Set exercise =
Write the number of lines holding the word "label", and nothing else.

Records provided =
★ ★ ★ ★

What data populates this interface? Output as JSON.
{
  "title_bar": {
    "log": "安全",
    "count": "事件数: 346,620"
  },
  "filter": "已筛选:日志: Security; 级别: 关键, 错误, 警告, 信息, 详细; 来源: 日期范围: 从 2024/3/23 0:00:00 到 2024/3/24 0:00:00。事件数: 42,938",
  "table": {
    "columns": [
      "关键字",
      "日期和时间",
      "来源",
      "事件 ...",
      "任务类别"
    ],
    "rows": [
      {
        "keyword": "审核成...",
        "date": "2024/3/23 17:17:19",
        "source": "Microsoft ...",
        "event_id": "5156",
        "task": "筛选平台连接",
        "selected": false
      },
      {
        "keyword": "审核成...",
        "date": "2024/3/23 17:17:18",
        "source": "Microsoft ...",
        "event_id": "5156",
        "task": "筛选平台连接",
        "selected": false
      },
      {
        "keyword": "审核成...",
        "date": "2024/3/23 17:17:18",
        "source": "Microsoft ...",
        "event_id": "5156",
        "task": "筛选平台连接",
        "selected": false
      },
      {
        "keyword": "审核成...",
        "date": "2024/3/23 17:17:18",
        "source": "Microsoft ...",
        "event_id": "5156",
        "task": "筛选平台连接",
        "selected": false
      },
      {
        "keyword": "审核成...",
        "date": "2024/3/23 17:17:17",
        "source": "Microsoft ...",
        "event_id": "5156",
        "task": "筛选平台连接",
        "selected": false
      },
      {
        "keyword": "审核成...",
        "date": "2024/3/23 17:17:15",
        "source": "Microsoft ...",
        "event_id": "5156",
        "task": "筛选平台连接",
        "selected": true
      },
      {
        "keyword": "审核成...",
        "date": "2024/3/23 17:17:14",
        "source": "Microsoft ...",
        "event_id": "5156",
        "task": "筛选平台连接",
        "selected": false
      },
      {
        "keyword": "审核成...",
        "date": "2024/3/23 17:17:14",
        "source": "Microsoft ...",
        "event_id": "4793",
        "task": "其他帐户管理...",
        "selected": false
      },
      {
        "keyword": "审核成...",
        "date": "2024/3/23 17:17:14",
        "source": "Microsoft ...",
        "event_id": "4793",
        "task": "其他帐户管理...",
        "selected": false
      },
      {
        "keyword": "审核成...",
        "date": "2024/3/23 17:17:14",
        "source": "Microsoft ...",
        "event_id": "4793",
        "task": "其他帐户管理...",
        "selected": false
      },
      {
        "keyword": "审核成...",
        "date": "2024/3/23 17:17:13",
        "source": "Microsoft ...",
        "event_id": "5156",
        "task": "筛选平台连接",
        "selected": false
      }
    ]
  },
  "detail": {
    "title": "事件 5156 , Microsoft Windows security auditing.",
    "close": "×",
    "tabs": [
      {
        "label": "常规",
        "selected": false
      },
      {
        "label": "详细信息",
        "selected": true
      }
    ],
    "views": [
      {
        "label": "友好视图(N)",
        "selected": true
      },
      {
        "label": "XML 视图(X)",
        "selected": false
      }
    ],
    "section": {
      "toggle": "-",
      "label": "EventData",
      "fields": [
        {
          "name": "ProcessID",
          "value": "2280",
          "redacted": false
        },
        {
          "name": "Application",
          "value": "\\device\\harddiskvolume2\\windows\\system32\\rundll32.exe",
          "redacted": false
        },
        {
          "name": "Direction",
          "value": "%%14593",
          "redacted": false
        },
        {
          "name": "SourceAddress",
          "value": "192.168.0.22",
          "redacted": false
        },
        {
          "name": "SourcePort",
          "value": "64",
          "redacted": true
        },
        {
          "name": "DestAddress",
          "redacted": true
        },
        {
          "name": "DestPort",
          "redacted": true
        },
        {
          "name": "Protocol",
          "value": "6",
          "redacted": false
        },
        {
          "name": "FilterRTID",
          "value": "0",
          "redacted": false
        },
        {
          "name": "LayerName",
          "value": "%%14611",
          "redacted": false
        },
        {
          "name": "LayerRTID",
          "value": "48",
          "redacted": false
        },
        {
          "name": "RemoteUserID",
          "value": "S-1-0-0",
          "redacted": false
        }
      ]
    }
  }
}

★ ★ ★ ★

In response =
5